TEXTE FOURNI:

Dans les années 60, les travaux de Massignon avaient permis d’identifier que l’essentiel des
colons qui vinrent s’installer en Acadie étaient originaires du centre-ouest de la France (ceux
qui s’installèrent ailleurs au Canada étaient plutôt originaires de Normandie et
d’Île-de-France) ; ce qui est à l’origine de différences linguistiques observées notamment entre le
Québec et l’Acadie (Dubois, 2005). Et puis, compte tenu de l’histoire des populations sur ce
territoire exposées au point 1, les groupes se sont organisés pour vivre en communautés
relativement isolées les unes des autres. Ceci explique qu’il existe, à l’intérieur-même de ce que
l’on appelle « français acadien », une série de variations phonétiques, lexicales, d’un lieu à un
autre
57. Selon le positionnement académique choisi on peut donc alternativement insister sur
l’hétérogénéité des pratiques linguistiques ou sur l’importance d’un socle commun d’un bout à
l’autre de l’Acadie historique.

ENTRÉES RÉPERTORIÉES:

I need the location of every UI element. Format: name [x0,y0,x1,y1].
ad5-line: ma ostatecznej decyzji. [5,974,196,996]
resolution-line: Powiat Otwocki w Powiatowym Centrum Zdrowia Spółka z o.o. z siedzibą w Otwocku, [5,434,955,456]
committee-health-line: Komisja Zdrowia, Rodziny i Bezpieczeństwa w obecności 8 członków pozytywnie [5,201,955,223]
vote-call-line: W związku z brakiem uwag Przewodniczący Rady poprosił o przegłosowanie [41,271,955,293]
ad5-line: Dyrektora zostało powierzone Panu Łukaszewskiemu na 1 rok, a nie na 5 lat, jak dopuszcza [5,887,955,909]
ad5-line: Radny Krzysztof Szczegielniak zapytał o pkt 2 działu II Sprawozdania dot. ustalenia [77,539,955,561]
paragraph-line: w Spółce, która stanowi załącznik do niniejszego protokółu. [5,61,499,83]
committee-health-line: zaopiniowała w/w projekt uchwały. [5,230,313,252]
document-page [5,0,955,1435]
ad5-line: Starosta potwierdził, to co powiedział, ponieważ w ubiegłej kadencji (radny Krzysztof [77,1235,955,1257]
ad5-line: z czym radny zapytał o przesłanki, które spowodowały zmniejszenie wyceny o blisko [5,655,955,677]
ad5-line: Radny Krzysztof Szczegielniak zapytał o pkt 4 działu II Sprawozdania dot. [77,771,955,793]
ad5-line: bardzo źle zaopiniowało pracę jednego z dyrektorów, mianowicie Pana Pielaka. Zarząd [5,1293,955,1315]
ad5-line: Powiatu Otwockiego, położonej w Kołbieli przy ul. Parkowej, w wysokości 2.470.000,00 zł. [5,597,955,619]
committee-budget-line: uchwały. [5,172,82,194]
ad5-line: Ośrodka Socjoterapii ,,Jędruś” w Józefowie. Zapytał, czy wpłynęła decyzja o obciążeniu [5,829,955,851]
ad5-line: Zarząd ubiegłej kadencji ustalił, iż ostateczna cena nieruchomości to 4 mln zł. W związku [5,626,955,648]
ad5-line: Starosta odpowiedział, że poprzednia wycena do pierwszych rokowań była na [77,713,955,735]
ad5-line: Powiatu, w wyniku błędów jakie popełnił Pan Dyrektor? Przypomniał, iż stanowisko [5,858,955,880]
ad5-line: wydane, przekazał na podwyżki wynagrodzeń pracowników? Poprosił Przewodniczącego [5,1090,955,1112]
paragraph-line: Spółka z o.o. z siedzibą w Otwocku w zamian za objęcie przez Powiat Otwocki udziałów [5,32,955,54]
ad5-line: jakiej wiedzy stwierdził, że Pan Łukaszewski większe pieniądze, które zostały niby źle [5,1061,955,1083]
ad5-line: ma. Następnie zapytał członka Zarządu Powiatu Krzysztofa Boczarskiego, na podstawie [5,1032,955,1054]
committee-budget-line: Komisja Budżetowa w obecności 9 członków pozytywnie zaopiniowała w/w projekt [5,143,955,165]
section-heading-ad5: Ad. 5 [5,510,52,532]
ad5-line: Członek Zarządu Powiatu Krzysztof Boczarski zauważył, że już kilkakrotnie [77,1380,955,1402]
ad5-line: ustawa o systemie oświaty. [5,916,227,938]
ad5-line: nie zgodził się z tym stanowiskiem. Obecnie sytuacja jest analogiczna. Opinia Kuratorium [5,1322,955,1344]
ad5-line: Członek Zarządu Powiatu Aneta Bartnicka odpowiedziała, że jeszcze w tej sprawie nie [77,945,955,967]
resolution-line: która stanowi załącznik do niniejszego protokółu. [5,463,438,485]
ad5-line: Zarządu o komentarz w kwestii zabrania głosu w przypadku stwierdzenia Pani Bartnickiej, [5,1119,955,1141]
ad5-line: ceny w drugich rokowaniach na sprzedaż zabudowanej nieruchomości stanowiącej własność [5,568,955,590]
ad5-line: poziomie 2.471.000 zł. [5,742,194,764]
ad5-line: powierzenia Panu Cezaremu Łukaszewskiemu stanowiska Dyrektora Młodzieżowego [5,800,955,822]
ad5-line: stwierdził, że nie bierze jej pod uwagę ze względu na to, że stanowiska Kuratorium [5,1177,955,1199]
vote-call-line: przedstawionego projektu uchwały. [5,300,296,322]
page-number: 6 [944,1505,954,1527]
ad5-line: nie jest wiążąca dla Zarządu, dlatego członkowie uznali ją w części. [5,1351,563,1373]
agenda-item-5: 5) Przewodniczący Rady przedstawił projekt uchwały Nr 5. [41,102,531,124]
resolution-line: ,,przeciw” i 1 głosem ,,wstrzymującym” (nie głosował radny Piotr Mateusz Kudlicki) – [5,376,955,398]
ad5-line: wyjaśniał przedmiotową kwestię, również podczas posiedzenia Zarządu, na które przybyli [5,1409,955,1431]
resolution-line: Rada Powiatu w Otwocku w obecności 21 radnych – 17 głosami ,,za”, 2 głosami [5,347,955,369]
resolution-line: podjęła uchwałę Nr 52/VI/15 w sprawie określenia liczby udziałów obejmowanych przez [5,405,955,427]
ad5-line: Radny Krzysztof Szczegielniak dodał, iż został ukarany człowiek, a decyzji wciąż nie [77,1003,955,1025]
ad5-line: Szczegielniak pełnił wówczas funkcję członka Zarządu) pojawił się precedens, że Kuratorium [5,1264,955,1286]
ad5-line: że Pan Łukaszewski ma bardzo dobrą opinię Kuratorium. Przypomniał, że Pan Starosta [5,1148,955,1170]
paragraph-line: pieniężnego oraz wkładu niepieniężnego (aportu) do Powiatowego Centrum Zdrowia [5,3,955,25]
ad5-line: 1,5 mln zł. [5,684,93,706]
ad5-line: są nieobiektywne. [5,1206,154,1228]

CONSIGNE 1: D'après le texte sur le français acadien, de quelle région de France venaient la plupart des colons installés en Acadie ?
CONSIGNE 2: Donnez la suite du texte sur le français acadien, à partir de sa dernière phrase.
Les entrées ne servent à rien ici.

RÉPONSE 1: Ils venaient surtout du centre-ouest de la France.

RÉPONSE 2:
Il est intéressant pour moi ici d’évoquer le « français acadien » car, précisément, les
pratiques saillantes qui relèvent de spécificités locales ou régionales subissent un traitement
particulier en cours de français. Mais plus encore, il est intéressant d’insister sur les pratiques
émergeant du contact durable avec l’anglais. Ce point est connu depuis longtemps. Poirier
évoque l’influence de l’anglais comme « un danger sérieux pour la pureté de notre idiome, à
cause des trop nombreux anglicismes qu’elle y introduit » (1928, p. 127) ; évoqué, mais pour
être écarté soigneusement de ses considérations sur « le français acadien ». Le chiac, souvent
décrit un peu hâtivement comme une variété de jeunes urbains (voir d’ailleurs Cormier, 1999,
p.138-139), est tardivement devenu un objet d’intérêt pour des chercheurs ayant la volonté de
poser un œil « plus neutre » sur ces pratiques. On doit à Marie-Eve Perrot (1995) la première
thèse en description sur le sujet. Pour le dire rapidement, elle en conclut que le chiac est une
variété de français, construite sur une base syntaxique française et intégrant du lexique anglais
accordé en français selon des structures régulières ; qui intègre également des éléments lexicaux
et morphosyntaxiques de « l’acadien traditionnel » ; et elle ajoute que « le chiac » est en fait un
continuum de pratiques des moins aux plus anglicisées. On imagine aisément comment peuvent
57 Je n’en fais pas état ici, la description par le menu des spécificités structurelles des pratiques linguistiques acadiennes n’est pas essentielle à ce travail. Je renvoie une fois encore aux travaux de Louise Péronnet (1989, 1996) ou à ceux de Catherine Phlipponneau (1991).